→ BRANO DEL DOCUMENTO
• • • •

Altro che tagli alla spesa, urge più sviluppo. Ecco i numeri che spiegano perché

scritto da il 26 Febbraio 2018

Pubblichiamo un post di Fedele De Novellis, partner ed economista senior di REF Ricerche –

Nel corso delle ultime settimane la campagna elettorale ha riportato l’attenzione sul tema della spesa pubblica. Diverse proposte hanno sottolineato l’esigenza di adottare politiche di stretto controllo della spesa pubblica nel corso della prossima legislatura. Molte di queste sono partite dall’assunto dell’insufficienza delle misure di riduzione della spesa adottate durante gli anni scorsi.

Questo tipo di affermazioni desta qualche perplessità, ricordando le diverse misure che hanno caratterizzato durante gli anni passati la politica economica italiana: interventi drastici sulle pensioni, blocco salariale e blocco alle assunzioni dei dipendenti pubblici, crollo degli investimenti pubblici, tanto per rammentare alcune delle linee-guida delle diverse fasi della nostra politica di bilancio.

Senza entrare nel merito della ratio del dibattito della campagna elettorale, un punto che non è stato approfondito nel corso del dibattito è rappresentato dalla dimensione quantitativa delle politiche già adottate in Italia negli ultimi anni. In altri termini, è vero che sulla spesa pubblica è stato fatto poco?

Per misurare la politica sulla spesa realizzata in Italia negli ultimi anni, e disporre di una quantificazione dello sforzo che ciò ha comportato per i cittadini, può essere utile innanzitutto guardare all’andamento della spesa primaria, al netto cioè della spesa per interessi, e valutarne l’andamento nel confronto con quanto accaduto in altri paesi.

• • • •

→ REQUISITI DELL'ESERCIZIO
Scrivi il seguito dell'articolo sulla spesa pubblica, riprendendo subito dopo la sua ultima frase. L'elenco che segue viene da una fonte diversa.

→ ESTRATTO DEI DATI
• • • •

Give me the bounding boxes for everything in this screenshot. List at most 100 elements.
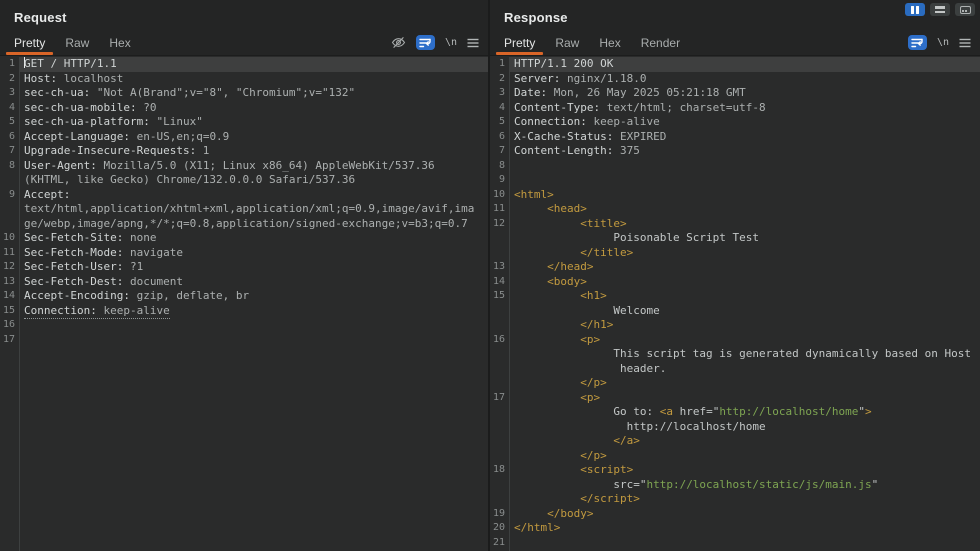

• • • •

→ RISULTATO DELL'ESERCIZIO
Nei grafici seguenti la variabile utilizzata è la spesa primaria espressa in termini reali, pro-capite. Il confronto internazionale è effettuato con le altre economie dell’area euro oltre alle altre maggiori economie europee non euro (Svezia, Regno Unito e Svizzera) e non europee (Usa e Giappone).

Il grafico seguente presenta la variazione cumulata della spesa nell’intero periodo 2007-2017, sostanzialmente a partire dall’inizio della crisi, e la ripartizione secondo due sottoperiodi di pari durata. Il primo quinquennio, 2007-2012, descrive la reazione delle politiche fiscali alla recessione, ed è quasi sempre caratterizzato da variazioni di segno positivo della spesa, in alcuni casi di una certa ampiezza. Il secondo periodo, dal 2012 al 2017 è per lo più caratterizzato da variazioni modeste o di segno negativo, adottate nell’ambito delle strategie di rientro dai deficit cumulati nella prima fase.

Innanzitutto, è impressionante l’ampiezza delle differenze fra i diversi paesi nel corso dell’ultimo decennio. Fra i paesi dell’area euro ai due estremi si posizionano la Grecia e la Germania, con una contrazione del 15 e un incremento del 17 per cento rispettivamente. Seguono, nell’ordine, le politiche di austerità adottate da Irlanda, Italia e Portogallo (1). Per il complesso dell’area euro la variazione nel decennio è stata pari a circa il 9 per cento.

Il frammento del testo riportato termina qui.